**Problem requirements:**
Rewrite the lines of the records with "connecting portion" replaced by "coupling portion" and everything else unchanged, leaving out the pictures.
* START Information provided *
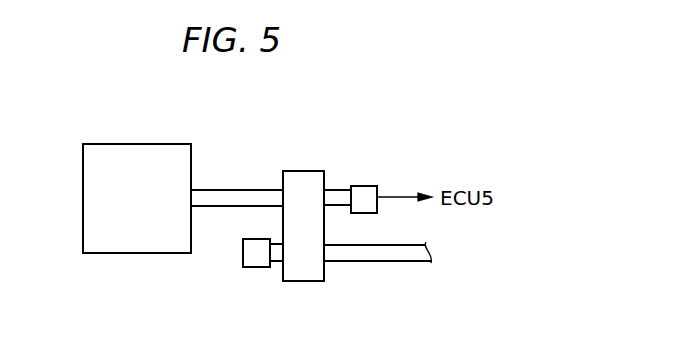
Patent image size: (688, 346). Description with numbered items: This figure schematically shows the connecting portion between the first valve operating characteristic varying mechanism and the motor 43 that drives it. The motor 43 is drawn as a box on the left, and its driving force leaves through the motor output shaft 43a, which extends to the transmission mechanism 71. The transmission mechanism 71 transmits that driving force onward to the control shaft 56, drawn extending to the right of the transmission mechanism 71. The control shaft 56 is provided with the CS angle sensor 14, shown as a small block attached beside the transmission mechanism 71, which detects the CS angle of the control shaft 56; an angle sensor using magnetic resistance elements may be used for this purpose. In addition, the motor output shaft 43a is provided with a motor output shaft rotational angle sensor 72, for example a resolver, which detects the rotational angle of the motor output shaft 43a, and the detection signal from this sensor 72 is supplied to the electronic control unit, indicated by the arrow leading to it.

The motor 43 is at (139, 144).
The motor output shaft 43a is at (238, 190).
The transmission mechanism 71 is at (298, 171).
The motor output shaft rotational angle sensor 72 is at (361, 186).
The CS angle sensor 14 is at (255, 267).
The control shaft 56 is at (377, 261).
* END Information provided *
**Result for this exercise:**
Patent image size: (688, 346). Description with numbered items: This figure schematically shows the coupling portion between the first valve operating characteristic varying mechanism and the motor 43 that drives it. The motor 43 is drawn as a box on the left, and its driving force leaves through the motor output shaft 43a, which extends to the transmission mechanism 71. The transmission mechanism 71 transmits that driving force onward to the control shaft 56, drawn extending to the right of the transmission mechanism 71. The control shaft 56 is provided with the CS angle sensor 14, shown as a small block attached beside the transmission mechanism 71, which detects the CS angle of the control shaft 56; an angle sensor using magnetic resistance elements may be used for this purpose. In addition, the motor output shaft 43a is provided with a motor output shaft rotational angle sensor 72, for example a resolver, which detects the rotational angle of the motor output shaft 43a, and the detection signal from this sensor 72 is supplied to the electronic control unit, indicated by the arrow leading to it.

The motor 43 is at (139, 144).
The motor output shaft 43a is at (238, 190).
The transmission mechanism 71 is at (298, 171).
The motor output shaft rotational angle sensor 72 is at (361, 186).
The CS angle sensor 14 is at (255, 267).
The control shaft 56 is at (377, 261).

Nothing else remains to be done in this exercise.